**SET TASK:**
Copy every line in the records below that contains the word "text".

**INPUT DATA:**
════════════════════

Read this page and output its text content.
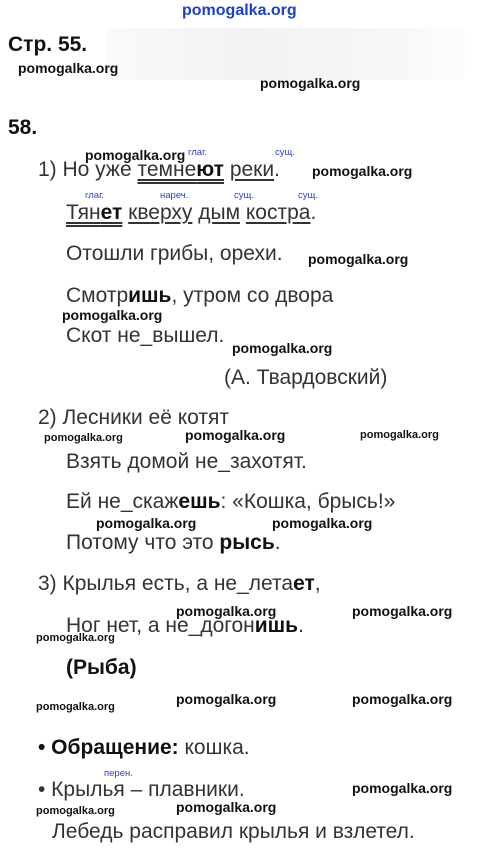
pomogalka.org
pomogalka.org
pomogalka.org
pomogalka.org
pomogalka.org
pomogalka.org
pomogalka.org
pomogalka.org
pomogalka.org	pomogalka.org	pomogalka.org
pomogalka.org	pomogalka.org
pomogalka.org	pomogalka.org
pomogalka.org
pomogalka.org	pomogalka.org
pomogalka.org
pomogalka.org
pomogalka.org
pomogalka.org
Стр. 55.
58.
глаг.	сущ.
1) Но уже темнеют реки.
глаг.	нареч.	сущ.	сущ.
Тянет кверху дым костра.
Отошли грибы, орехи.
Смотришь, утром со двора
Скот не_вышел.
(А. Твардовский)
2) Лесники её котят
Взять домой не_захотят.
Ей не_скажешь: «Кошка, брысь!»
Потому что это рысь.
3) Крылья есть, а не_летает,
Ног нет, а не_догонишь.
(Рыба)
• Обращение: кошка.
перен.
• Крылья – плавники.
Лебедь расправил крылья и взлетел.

════════════════════

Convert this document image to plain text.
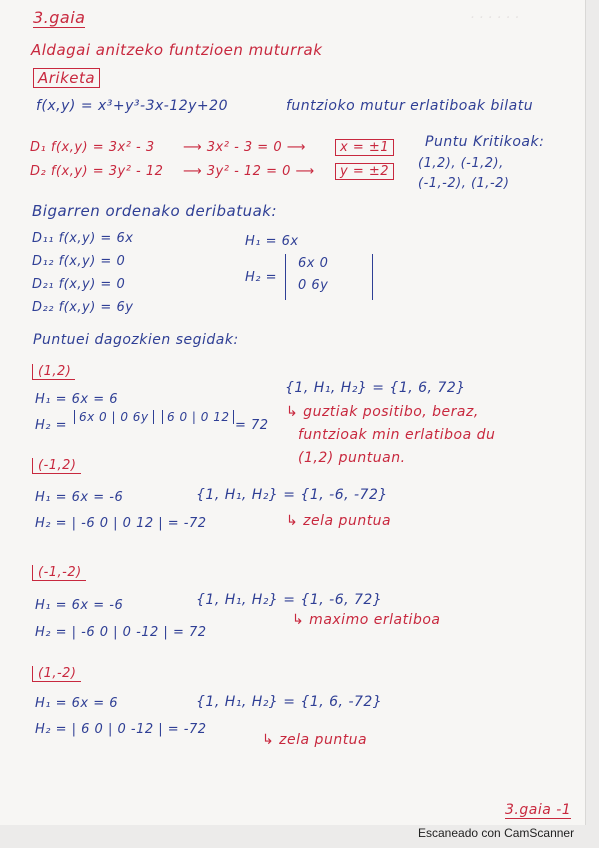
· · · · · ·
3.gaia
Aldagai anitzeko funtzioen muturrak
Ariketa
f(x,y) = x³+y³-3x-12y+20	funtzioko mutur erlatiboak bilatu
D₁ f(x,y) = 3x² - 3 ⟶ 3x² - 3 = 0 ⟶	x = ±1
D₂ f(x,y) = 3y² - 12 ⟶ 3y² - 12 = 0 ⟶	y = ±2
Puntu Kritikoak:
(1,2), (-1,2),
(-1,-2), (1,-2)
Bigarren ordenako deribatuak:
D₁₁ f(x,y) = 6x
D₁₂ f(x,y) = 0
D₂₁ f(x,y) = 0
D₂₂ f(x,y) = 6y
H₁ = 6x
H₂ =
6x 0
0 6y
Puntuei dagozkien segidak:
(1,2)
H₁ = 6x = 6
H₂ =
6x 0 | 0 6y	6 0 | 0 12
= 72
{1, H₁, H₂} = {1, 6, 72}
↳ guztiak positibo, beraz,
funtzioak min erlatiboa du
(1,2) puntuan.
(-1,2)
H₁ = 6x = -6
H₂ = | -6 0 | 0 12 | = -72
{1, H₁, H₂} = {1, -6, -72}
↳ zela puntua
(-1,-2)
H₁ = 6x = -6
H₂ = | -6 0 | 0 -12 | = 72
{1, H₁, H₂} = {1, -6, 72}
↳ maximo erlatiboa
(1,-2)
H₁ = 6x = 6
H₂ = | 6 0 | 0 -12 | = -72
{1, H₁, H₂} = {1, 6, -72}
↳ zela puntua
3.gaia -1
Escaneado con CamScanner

════════════════════

**RESULT OF THIS EXERCISE:**
Read this page and output its text content.
Convert this document image to plain text.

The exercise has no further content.